Dataset records:
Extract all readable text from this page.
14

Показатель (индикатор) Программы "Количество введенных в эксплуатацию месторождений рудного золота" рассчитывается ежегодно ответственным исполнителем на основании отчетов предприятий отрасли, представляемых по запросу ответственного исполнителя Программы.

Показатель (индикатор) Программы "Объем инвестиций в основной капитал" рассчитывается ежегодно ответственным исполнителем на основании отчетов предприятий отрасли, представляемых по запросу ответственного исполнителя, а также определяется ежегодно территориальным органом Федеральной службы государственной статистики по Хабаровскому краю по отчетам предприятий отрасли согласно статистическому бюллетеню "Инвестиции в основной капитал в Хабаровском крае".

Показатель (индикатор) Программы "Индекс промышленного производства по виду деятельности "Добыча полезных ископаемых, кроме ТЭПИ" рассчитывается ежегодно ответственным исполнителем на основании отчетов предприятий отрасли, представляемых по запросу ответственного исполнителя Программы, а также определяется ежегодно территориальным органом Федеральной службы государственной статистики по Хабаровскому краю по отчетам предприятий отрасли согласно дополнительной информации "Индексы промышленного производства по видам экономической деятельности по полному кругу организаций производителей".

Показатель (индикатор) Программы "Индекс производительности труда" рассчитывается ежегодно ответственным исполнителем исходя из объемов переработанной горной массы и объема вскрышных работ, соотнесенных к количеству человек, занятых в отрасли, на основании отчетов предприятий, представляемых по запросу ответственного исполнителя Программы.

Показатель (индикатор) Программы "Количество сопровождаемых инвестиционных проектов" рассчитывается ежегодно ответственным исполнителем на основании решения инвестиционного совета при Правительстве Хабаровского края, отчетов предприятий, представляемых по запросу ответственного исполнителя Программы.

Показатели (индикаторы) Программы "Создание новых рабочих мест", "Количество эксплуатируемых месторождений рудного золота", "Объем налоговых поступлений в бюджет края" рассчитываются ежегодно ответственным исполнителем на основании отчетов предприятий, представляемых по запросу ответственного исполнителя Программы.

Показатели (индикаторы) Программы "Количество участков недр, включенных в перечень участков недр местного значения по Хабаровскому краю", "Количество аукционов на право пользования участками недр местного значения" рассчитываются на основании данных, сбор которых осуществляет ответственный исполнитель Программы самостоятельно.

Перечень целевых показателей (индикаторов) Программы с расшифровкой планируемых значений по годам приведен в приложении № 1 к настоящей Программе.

DIRECTIVE: Show every line of the listing in which the string "золота" can be found.

WRITTEN SOLUTION:
Показатель (индикатор) Программы "Количество введенных в эксплуатацию месторождений рудного золота" рассчитывается ежегодно ответственным исполнителем на основании отчетов предприятий отрасли, представляемых по запросу ответственного исполнителя Программы.
Показатели (индикаторы) Программы "Создание новых рабочих мест", "Количество эксплуатируемых месторождений рудного золота", "Объем налоговых поступлений в бюджет края" рассчитываются ежегодно ответственным исполнителем на основании отчетов предприятий, представляемых по запросу ответственного исполнителя Программы.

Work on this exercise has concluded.